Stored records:
..............................

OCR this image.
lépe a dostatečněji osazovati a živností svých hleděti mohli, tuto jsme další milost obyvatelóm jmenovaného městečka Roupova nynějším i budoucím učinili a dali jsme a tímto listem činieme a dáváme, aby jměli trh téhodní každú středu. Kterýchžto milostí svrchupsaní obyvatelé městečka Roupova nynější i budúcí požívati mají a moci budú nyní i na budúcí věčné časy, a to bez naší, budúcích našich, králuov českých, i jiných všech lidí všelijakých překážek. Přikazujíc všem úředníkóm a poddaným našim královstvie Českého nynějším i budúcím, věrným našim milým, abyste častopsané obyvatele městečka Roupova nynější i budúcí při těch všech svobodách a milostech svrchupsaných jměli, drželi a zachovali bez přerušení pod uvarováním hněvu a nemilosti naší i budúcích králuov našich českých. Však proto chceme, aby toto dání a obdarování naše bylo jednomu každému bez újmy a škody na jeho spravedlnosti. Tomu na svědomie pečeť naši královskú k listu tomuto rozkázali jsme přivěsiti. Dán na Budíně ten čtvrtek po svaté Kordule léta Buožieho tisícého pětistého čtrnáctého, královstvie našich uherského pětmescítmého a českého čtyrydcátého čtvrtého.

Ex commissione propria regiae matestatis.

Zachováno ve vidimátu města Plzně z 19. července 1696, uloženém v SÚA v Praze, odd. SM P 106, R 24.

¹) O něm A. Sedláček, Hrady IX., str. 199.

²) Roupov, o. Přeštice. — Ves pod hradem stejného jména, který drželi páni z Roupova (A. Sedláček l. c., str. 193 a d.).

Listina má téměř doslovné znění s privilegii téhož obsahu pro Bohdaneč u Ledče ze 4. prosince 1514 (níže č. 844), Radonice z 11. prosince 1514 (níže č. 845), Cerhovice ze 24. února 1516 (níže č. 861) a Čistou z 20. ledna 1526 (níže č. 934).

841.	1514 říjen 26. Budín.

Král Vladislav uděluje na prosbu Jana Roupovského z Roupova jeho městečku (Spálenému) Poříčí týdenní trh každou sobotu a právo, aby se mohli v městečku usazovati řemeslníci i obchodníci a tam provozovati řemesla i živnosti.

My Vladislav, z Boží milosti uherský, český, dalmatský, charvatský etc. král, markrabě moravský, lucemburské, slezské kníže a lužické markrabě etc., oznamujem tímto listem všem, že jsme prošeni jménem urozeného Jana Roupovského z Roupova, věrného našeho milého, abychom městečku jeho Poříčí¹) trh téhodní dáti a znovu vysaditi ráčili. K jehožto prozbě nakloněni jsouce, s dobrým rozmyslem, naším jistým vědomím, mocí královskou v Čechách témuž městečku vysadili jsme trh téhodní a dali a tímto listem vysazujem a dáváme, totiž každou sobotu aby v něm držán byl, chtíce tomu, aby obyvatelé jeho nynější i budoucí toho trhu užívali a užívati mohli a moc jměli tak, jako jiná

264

..............................

[Challenge] Give only the number of lines in the entries above that contain the string "Sedláček".

[Correct response] 2